Data to use:
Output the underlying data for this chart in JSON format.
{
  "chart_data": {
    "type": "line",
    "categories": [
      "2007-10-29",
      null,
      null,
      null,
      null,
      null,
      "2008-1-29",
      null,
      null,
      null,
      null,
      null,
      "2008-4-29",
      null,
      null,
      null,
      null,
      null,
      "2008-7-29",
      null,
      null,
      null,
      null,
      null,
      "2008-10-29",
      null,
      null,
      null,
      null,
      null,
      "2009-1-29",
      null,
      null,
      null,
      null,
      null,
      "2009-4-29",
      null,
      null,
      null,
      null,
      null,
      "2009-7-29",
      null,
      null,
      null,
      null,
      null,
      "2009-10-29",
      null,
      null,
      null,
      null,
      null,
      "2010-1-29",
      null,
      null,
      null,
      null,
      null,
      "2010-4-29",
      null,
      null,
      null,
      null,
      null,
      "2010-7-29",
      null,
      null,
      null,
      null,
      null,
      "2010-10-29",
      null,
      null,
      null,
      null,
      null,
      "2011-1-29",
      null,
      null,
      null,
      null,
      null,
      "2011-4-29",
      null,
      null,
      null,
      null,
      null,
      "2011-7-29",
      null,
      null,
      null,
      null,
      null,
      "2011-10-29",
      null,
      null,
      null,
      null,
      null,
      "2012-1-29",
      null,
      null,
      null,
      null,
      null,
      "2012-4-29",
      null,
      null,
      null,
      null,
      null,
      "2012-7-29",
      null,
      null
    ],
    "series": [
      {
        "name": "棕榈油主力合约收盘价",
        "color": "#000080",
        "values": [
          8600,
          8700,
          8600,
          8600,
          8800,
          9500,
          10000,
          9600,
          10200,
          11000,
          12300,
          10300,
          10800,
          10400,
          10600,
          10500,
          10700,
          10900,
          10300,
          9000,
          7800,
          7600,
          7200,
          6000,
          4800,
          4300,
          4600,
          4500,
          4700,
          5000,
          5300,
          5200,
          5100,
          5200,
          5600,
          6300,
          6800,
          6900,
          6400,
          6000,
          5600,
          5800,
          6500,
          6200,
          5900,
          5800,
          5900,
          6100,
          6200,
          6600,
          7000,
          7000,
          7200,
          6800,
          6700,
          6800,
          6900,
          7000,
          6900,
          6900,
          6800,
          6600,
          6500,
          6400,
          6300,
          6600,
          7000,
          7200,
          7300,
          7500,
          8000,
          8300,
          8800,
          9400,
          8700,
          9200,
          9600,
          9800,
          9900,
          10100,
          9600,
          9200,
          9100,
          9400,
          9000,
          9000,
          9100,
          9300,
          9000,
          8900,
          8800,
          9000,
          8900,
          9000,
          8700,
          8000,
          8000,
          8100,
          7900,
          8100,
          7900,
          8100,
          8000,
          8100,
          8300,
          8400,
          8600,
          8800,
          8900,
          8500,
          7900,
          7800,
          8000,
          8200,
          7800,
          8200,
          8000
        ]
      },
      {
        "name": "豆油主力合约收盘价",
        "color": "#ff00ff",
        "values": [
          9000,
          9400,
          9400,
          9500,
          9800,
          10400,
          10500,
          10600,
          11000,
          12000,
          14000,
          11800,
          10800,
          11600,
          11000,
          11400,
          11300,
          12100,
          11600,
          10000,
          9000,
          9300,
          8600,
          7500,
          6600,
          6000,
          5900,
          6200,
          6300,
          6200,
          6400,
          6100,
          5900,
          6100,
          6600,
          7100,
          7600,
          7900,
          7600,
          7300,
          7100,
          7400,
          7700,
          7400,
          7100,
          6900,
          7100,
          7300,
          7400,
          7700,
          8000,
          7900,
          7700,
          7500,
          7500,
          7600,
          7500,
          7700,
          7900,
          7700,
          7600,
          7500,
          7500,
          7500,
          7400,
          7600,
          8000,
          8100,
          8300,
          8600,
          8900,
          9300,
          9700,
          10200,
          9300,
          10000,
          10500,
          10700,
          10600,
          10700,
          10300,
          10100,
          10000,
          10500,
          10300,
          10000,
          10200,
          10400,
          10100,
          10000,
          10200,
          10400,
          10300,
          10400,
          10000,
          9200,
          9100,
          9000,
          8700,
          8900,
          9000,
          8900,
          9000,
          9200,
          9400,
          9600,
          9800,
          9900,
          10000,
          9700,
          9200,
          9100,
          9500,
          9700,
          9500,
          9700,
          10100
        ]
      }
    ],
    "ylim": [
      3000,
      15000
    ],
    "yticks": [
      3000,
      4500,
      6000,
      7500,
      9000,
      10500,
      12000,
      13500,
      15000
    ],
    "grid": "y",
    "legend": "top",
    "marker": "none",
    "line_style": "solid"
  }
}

Short exercise:
From the records above, extract every entry exactly as given.

Expected answer:
Output the underlying data for this chart in JSON format.
{
  "chart_data": {
    "type": "line",
    "categories": [
      "2007-10-29",
      null,
      null,
      null,
      null,
      null,
      "2008-1-29",
      null,
      null,
      null,
      null,
      null,
      "2008-4-29",
      null,
      null,
      null,
      null,
      null,
      "2008-7-29",
      null,
      null,
      null,
      null,
      null,
      "2008-10-29",
      null,
      null,
      null,
      null,
      null,
      "2009-1-29",
      null,
      null,
      null,
      null,
      null,
      "2009-4-29",
      null,
      null,
      null,
      null,
      null,
      "2009-7-29",
      null,
      null,
      null,
      null,
      null,
      "2009-10-29",
      null,
      null,
      null,
      null,
      null,
      "2010-1-29",
      null,
      null,
      null,
      null,
      null,
      "2010-4-29",
      null,
      null,
      null,
      null,
      null,
      "2010-7-29",
      null,
      null,
      null,
      null,
      null,
      "2010-10-29",
      null,
      null,
      null,
      null,
      null,
      "2011-1-29",
      null,
      null,
      null,
      null,
      null,
      "2011-4-29",
      null,
      null,
      null,
      null,
      null,
      "2011-7-29",
      null,
      null,
      null,
      null,
      null,
      "2011-10-29",
      null,
      null,
      null,
      null,
      null,
      "2012-1-29",
      null,
      null,
      null,
      null,
      null,
      "2012-4-29",
      null,
      null,
      null,
      null,
      null,
      "2012-7-29",
      null,
      null
    ],
    "series": [
      {
        "name": "棕榈油主力合约收盘价",
        "color": "#000080",
        "values": [
          8600,
          8700,
          8600,
          8600,
          8800,
          9500,
          10000,
          9600,
          10200,
          11000,
          12300,
          10300,
          10800,
          10400,
          10600,
          10500,
          10700,
          10900,
          10300,
          9000,
          7800,
          7600,
          7200,
          6000,
          4800,
          4300,
          4600,
          4500,
          4700,
          5000,
          5300,
          5200,
          5100,
          5200,
          5600,
          6300,
          6800,
          6900,
          6400,
          6000,
          5600,
          5800,
          6500,
          6200,
          5900,
          5800,
          5900,
          6100,
          6200,
          6600,
          7000,
          7000,
          7200,
          6800,
          6700,
          6800,
          6900,
          7000,
          6900,
          6900,
          6800,
          6600,
          6500,
          6400,
          6300,
          6600,
          7000,
          7200,
          7300,
          7500,
          8000,
          8300,
          8800,
          9400,
          8700,
          9200,
          9600,
          9800,
          9900,
          10100,
          9600,
          9200,
          9100,
          9400,
          9000,
          9000,
          9100,
          9300,
          9000,
          8900,
          8800,
          9000,
          8900,
          9000,
          8700,
          8000,
          8000,
          8100,
          7900,
          8100,
          7900,
          8100,
          8000,
          8100,
          8300,
          8400,
          8600,
          8800,
          8900,
          8500,
          7900,
          7800,
          8000,
          8200,
          7800,
          8200,
          8000
        ]
      },
      {
        "name": "豆油主力合约收盘价",
        "color": "#ff00ff",
        "values": [
          9000,
          9400,
          9400,
          9500,
          9800,
          10400,
          10500,
          10600,
          11000,
          12000,
          14000,
          11800,
          10800,
          11600,
          11000,
          11400,
          11300,
          12100,
          11600,
          10000,
          9000,
          9300,
          8600,
          7500,
          6600,
          6000,
          5900,
          6200,
          6300,
          6200,
          6400,
          6100,
          5900,
          6100,
          6600,
          7100,
          7600,
          7900,
          7600,
          7300,
          7100,
          7400,
          7700,
          7400,
          7100,
          6900,
          7100,
          7300,
          7400,
          7700,
          8000,
          7900,
          7700,
          7500,
          7500,
          7600,
          7500,
          7700,
          7900,
          7700,
          7600,
          7500,
          7500,
          7500,
          7400,
          7600,
          8000,
          8100,
          8300,
          8600,
          8900,
          9300,
          9700,
          10200,
          9300,
          10000,
          10500,
          10700,
          10600,
          10700,
          10300,
          10100,
          10000,
          10500,
          10300,
          10000,
          10200,
          10400,
          10100,
          10000,
          10200,
          10400,
          10300,
          10400,
          10000,
          9200,
          9100,
          9000,
          8700,
          8900,
          9000,
          8900,
          9000,
          9200,
          9400,
          9600,
          9800,
          9900,
          10000,
          9700,
          9200,
          9100,
          9500,
          9700,
          9500,
          9700,
          10100
        ]
      }
    ],
    "ylim": [
      3000,
      15000
    ],
    "yticks": [
      3000,
      4500,
      6000,
      7500,
      9000,
      10500,
      12000,
      13500,
      15000
    ],
    "grid": "y",
    "legend": "top",
    "marker": "none",
    "line_style": "solid"
  }
}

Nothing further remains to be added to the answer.